# 所给文本
BZOJ 1927 SDOI 2010 星际竞速 费用流

题目大意：宇宙空间中进行了一次竞速大赛。有两种飞行方式，第一种是通过正常的道路，但是只能从标号小的飞到标号大的地方；第二种是直接过去，但是需要花费固定的时间。问正好遍历一次所有的点最少需要的多少时间。

思路：费用流。把每个点拆点，S到每个点的起点连费用0的边，向每个终点连费用为固定费用的边，图中原有的边从一个的起点连到另一个点的终点。然后每个点的终点向T连边。跑最小费用最大流就是最后的答案。

CODE：

#include <queue>
#include <cstdio>
#include <cstring>
#include <iostream>
#include <algorithm>
#define MAXP 1700
#define MAX 4000000
#define S 0
#define T (points << 1|1)
#define INF 0x3f3f3f3f
using namespace std;

int points,edges;
int head[MAXP],total = 1;
int next[MAX],aim[MAX],cost[MAX],flow[MAX];
int src[MAXP];

int f[MAXP],p[MAXP],from[MAXP];
bool v[MAXP];

inline void Add(int x,int y,int f,int c)
{
	next[++total] = head[x];
	aim[total] = y;
	flow[total] = f;
	cost[total] = c;
	head[x] = total;
}

inline void Insert(int x,int y,int f,int c)
{
	Add(x,y,f,c);
	Add(y,x,0,-c);
}

inline bool SPFA()

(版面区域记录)
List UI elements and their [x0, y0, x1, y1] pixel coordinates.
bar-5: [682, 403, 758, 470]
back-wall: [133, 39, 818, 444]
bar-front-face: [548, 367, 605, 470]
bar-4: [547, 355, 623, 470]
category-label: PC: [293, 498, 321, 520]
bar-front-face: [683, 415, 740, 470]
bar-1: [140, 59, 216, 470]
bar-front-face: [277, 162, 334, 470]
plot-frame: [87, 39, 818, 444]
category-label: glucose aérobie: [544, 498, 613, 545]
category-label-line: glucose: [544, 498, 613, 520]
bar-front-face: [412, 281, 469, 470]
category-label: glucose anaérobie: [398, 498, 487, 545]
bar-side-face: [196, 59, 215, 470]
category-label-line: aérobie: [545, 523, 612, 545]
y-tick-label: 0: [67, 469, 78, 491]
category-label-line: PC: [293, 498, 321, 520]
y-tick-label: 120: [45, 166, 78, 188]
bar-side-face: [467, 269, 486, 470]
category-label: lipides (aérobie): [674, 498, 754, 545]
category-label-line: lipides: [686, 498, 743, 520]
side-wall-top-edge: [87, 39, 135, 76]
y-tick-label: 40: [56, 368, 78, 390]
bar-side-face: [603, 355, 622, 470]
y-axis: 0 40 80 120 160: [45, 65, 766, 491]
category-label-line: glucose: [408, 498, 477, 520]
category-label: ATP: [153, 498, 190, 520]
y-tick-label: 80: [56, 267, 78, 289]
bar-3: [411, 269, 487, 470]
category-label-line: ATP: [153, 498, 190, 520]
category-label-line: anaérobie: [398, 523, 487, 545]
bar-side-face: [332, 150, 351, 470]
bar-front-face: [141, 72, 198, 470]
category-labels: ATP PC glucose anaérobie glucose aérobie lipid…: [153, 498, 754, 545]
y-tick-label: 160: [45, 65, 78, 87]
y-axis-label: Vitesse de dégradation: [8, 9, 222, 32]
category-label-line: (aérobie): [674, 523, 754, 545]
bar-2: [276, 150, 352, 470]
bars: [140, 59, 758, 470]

# 练习题目 1
列出星际竞速题解代码中用 #include 引入的全部头文件名。
# 练习题目 2
请照原样重抄星际竞速题解中的一段，从“思路：费用流。把每个点拆点，”开始，到“(points << 1|1)”为止。
# 练习题目 3
根据星际竞速题解回答：
(a) 第一种飞行方式在方向上有什么限制？
(b) 代码中 MAXP 被定义为多少？
(c) Insert 函数第二次调用 Add 时，传入的流量参数是多少？

# 参考答案 1
queue、cstdio、cstring、iostream、algorithm

# 参考答案 2
思路：费用流。把每个点拆点，S到每个点的起点连费用0的边，向每个终点连费用为固定费用的边，图中原有的边从一个的起点连到另一个点的终点。然后每个点的终点向T连边。跑最小费用最大流就是最后的答案。

CODE：

#include <queue>
#include <cstdio>
#include <cstring>
#include <iostream>
#include <algorithm>
#define MAXP 1700
#define MAX 4000000
#define S 0
#define T (points << 1|1)

# 参考答案 3
(a) 只能从标号小的飞到标号大的地方。
(b) 1700
(c) 0